■ **Problem**: Express the lines from the one containing "data-label: 12,8 <box>996 560 1012 587</box>" up to and including the one containing "bar <box>366 570 405 714</box>" as a Markdown table with two columns, Row and Line. Number each row and leave out any blank lines.

■ **Supplied records**:
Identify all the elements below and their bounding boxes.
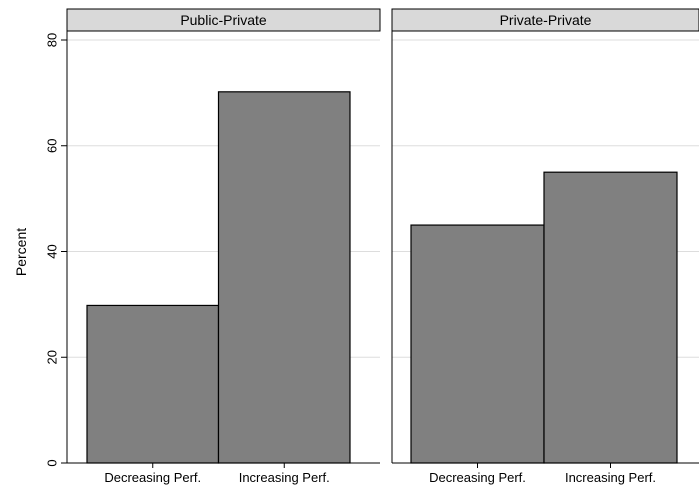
bar <box>543 171 678 464</box>
y-tick-label: 0 <box>45 459 60 466</box>
y-tick-label: 40 <box>45 244 60 258</box>
x-tick-label: Increasing Perf. <box>239 470 330 485</box>
y-axis: 0 20 40 60 80 <box>45 33 68 467</box>
bar <box>86 304 220 464</box>
x-tick-label: Decreasing Perf. <box>429 470 526 485</box>
x-tick-label: Increasing Perf. <box>565 470 656 485</box>
panel-header <box>66 8 381 32</box>
chart-panels: Public-Private Decreasing Perf. Increasing… <box>66 8 699 485</box>
bar <box>217 91 351 464</box>
panel-title: Private-Private <box>500 12 592 28</box>
y-tick-label: 20 <box>45 350 60 364</box>
x-tick-label: Decreasing Perf. <box>104 470 201 485</box>
chart-panel: Public-Private Decreasing Perf. Increasing… <box>66 8 381 485</box>
panel-header <box>391 8 699 32</box>
bar <box>410 224 545 464</box>
y-tick-label: 60 <box>45 139 60 153</box>
panel-title: Public-Private <box>180 12 267 28</box>
y-axis-label: Percent <box>13 228 29 276</box>
y-tick-label: 80 <box>45 33 60 47</box>
chart-panel: Private-Private Decreasing Perf. Increasin… <box>391 8 699 485</box>
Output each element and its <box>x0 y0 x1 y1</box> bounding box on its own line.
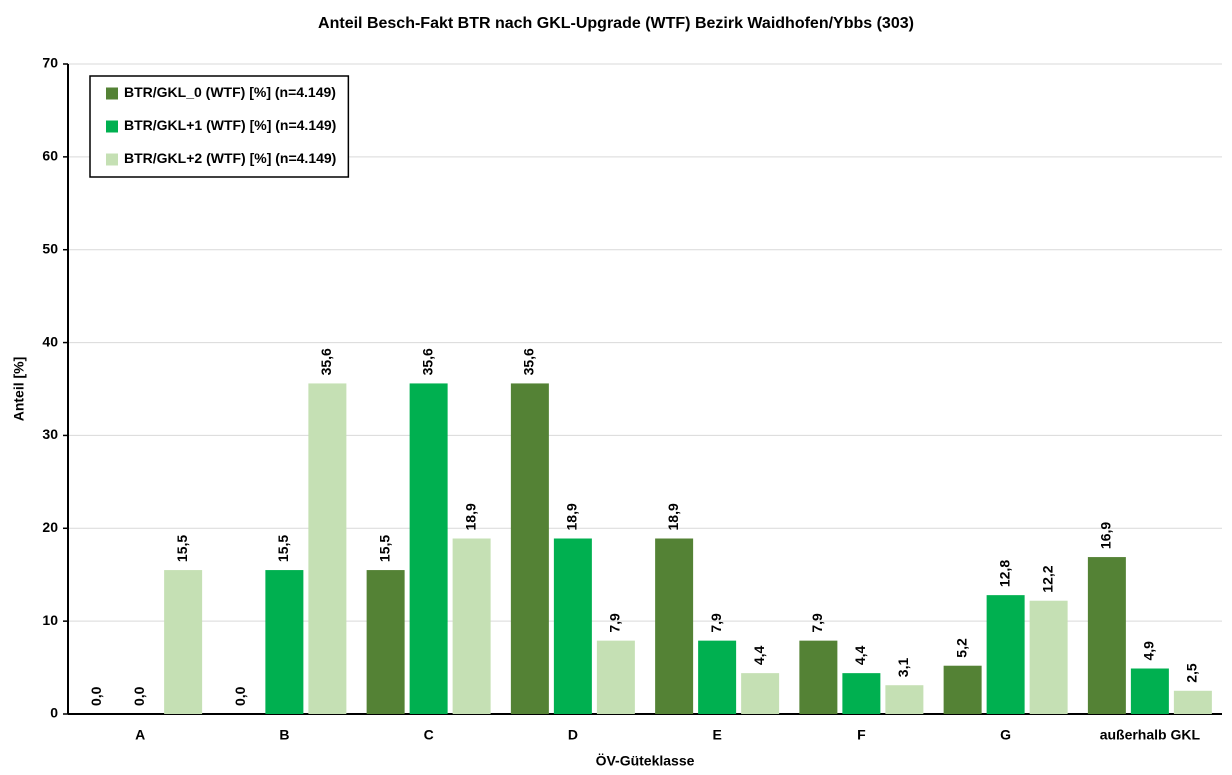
data-label: 12,8 <box>996 560 1012 587</box>
data-label: 4,4 <box>852 645 868 665</box>
legend-box <box>89 75 350 178</box>
y-tick-label: 40 <box>42 333 58 349</box>
bar <box>885 685 924 714</box>
data-label: 7,9 <box>809 613 825 633</box>
data-label: 15,5 <box>275 535 291 562</box>
bar <box>366 570 405 714</box>
data-label: 35,6 <box>419 348 435 375</box>
bar <box>553 538 592 714</box>
y-tick-label: 0 <box>50 705 58 721</box>
bar <box>842 673 881 714</box>
y-tick-label: 20 <box>42 519 58 535</box>
bar <box>698 640 737 714</box>
data-label: 18,9 <box>665 503 681 530</box>
data-label: 18,9 <box>462 503 478 530</box>
data-label: 15,5 <box>376 535 392 562</box>
x-tick-label: D <box>568 727 578 743</box>
bar <box>596 640 635 714</box>
data-label: 35,6 <box>318 348 334 375</box>
data-label: 18,9 <box>564 503 580 530</box>
y-axis-title: Anteil [%] <box>11 357 27 422</box>
data-label: 5,2 <box>953 638 969 658</box>
x-tick-label: B <box>279 727 289 743</box>
bar <box>1087 557 1126 714</box>
bar <box>510 383 549 714</box>
bar <box>1130 668 1169 714</box>
x-tick-label: F <box>857 727 866 743</box>
legend-swatch <box>106 120 118 133</box>
bar <box>1029 600 1068 714</box>
x-tick-label: E <box>712 727 721 743</box>
legend-label: BTR/GKL+2 (WTF) [%] (n=4.149) <box>124 150 336 166</box>
data-label: 0,0 <box>88 686 104 706</box>
data-label: 3,1 <box>895 658 911 678</box>
bar <box>943 665 982 714</box>
data-label: 35,6 <box>521 348 537 375</box>
legend-swatch <box>106 153 118 166</box>
legend-swatch <box>106 87 118 100</box>
legend-label: BTR/GKL+1 (WTF) [%] (n=4.149) <box>124 117 336 133</box>
bar <box>409 383 448 714</box>
data-label: 2,5 <box>1184 663 1200 683</box>
data-label: 0,0 <box>131 686 147 706</box>
data-label: 4,4 <box>751 645 767 665</box>
y-tick-label: 60 <box>42 148 58 164</box>
bar <box>164 570 203 714</box>
data-label: 4,9 <box>1141 641 1157 661</box>
data-label: 0,0 <box>232 686 248 706</box>
bar <box>265 570 304 714</box>
legend-label: BTR/GKL_0 (WTF) [%] (n=4.149) <box>124 84 336 100</box>
bar <box>741 673 780 714</box>
data-label: 16,9 <box>1098 522 1114 549</box>
data-label: 15,5 <box>174 535 190 562</box>
x-axis-title: ÖV-Güteklasse <box>596 753 695 769</box>
y-tick-label: 10 <box>42 612 58 628</box>
data-label: 7,9 <box>607 613 623 633</box>
x-tick-label: C <box>424 727 434 743</box>
y-tick-label: 50 <box>42 240 58 256</box>
bar <box>1173 690 1212 714</box>
bar <box>799 640 838 714</box>
y-tick-label: 70 <box>42 55 58 71</box>
bar <box>655 538 694 714</box>
x-tick-label: A <box>135 727 145 743</box>
bar <box>308 383 347 714</box>
data-label: 7,9 <box>708 613 724 633</box>
x-tick-label: G <box>1000 727 1011 743</box>
y-tick-label: 30 <box>42 426 58 442</box>
data-label: 12,2 <box>1039 565 1055 592</box>
bar <box>986 595 1025 714</box>
chart-title: Anteil Besch-Fakt BTR nach GKL-Upgrade (… <box>318 15 914 32</box>
x-tick-label: außerhalb GKL <box>1100 727 1201 743</box>
bar <box>452 538 491 714</box>
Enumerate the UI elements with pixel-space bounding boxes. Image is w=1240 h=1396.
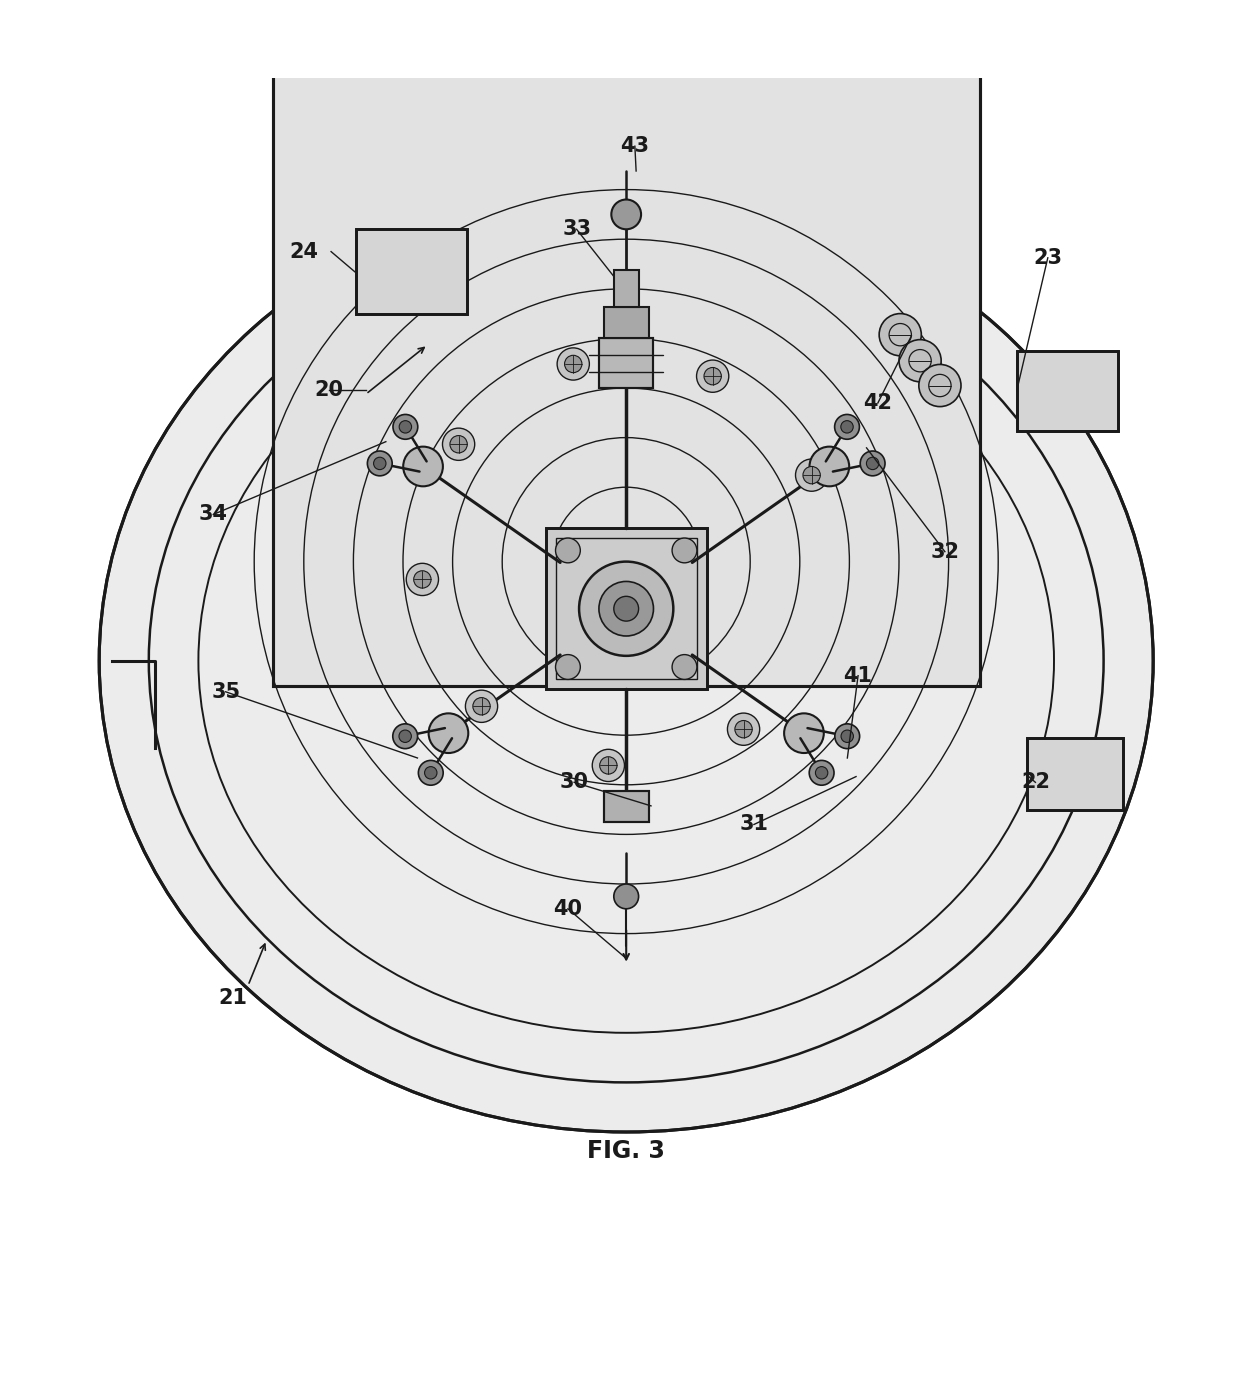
- Text: 31: 31: [739, 814, 769, 835]
- Circle shape: [611, 200, 641, 229]
- Circle shape: [867, 458, 879, 469]
- Circle shape: [861, 451, 885, 476]
- Bar: [1017, 350, 1118, 431]
- Circle shape: [399, 730, 412, 743]
- Bar: [1027, 737, 1123, 810]
- Bar: [1017, 350, 1118, 431]
- Circle shape: [600, 757, 618, 775]
- Circle shape: [672, 537, 697, 563]
- Circle shape: [414, 571, 432, 588]
- Text: FIG. 3: FIG. 3: [588, 1139, 665, 1163]
- Circle shape: [557, 348, 589, 380]
- Bar: [604, 792, 649, 822]
- Circle shape: [614, 884, 639, 909]
- Circle shape: [593, 750, 625, 782]
- Bar: [546, 528, 707, 690]
- Circle shape: [599, 582, 653, 637]
- Text: 22: 22: [1021, 772, 1050, 793]
- Circle shape: [816, 766, 828, 779]
- Circle shape: [919, 364, 961, 406]
- Bar: [599, 338, 653, 388]
- Circle shape: [556, 537, 580, 563]
- Circle shape: [403, 447, 443, 486]
- Text: 32: 32: [930, 542, 960, 561]
- Circle shape: [810, 761, 835, 785]
- Circle shape: [697, 360, 729, 392]
- Circle shape: [450, 436, 467, 452]
- Text: 41: 41: [843, 666, 873, 685]
- Text: 35: 35: [211, 681, 241, 702]
- Bar: [273, 28, 980, 685]
- Circle shape: [564, 356, 582, 373]
- Text: 30: 30: [559, 772, 589, 793]
- Text: 40: 40: [553, 899, 583, 919]
- Circle shape: [399, 420, 412, 433]
- Circle shape: [393, 415, 418, 440]
- Circle shape: [841, 730, 853, 743]
- Bar: [614, 271, 639, 307]
- Circle shape: [418, 761, 443, 785]
- Bar: [604, 307, 649, 338]
- Circle shape: [424, 766, 436, 779]
- Circle shape: [393, 725, 418, 748]
- Text: 21: 21: [218, 988, 248, 1008]
- Bar: [556, 537, 697, 680]
- Circle shape: [367, 451, 392, 476]
- Circle shape: [879, 314, 921, 356]
- Circle shape: [443, 429, 475, 461]
- Circle shape: [796, 459, 828, 491]
- Circle shape: [899, 339, 941, 381]
- Circle shape: [472, 698, 490, 715]
- Ellipse shape: [99, 190, 1153, 1132]
- Text: 42: 42: [863, 392, 893, 413]
- Text: 24: 24: [289, 242, 319, 261]
- Circle shape: [556, 655, 580, 680]
- Circle shape: [841, 420, 853, 433]
- Circle shape: [672, 655, 697, 680]
- Circle shape: [614, 596, 639, 621]
- Circle shape: [728, 713, 760, 745]
- Circle shape: [579, 561, 673, 656]
- Circle shape: [810, 447, 849, 486]
- Circle shape: [835, 415, 859, 440]
- Circle shape: [835, 725, 859, 748]
- Bar: [356, 229, 467, 314]
- Circle shape: [407, 564, 439, 596]
- Text: 33: 33: [562, 219, 591, 239]
- Bar: [1027, 737, 1123, 810]
- Circle shape: [704, 367, 722, 385]
- Circle shape: [735, 720, 753, 738]
- Text: 23: 23: [1033, 248, 1063, 268]
- Bar: [599, 338, 653, 388]
- Text: 43: 43: [620, 137, 650, 156]
- Bar: [273, 28, 980, 685]
- Bar: [546, 528, 707, 690]
- Circle shape: [373, 458, 386, 469]
- Circle shape: [429, 713, 469, 752]
- Text: 34: 34: [198, 504, 228, 525]
- Circle shape: [784, 713, 823, 752]
- Circle shape: [465, 690, 497, 722]
- Circle shape: [804, 466, 821, 484]
- Bar: [604, 792, 649, 822]
- Bar: [356, 229, 467, 314]
- Text: 20: 20: [314, 381, 343, 401]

■ **Task answer**:
| Row | Line |
|---|---|
| 1 | data-label: 12,8 <box>996 560 1012 587</box> |
| 2 | data-label: 4,4 <box>852 645 868 665</box> |
| 3 | legend-box <box>89 75 350 178</box> |
| 4 | y-tick-label: 40 <box>42 333 58 349</box> |
| 5 | bar <box>885 685 924 714</box> |
| 6 | data-label: 7,9 <box>809 613 825 633</box> |
| 7 | data-label: 15,5 <box>275 535 291 562</box> |
| 8 | bar <box>366 570 405 714</box> |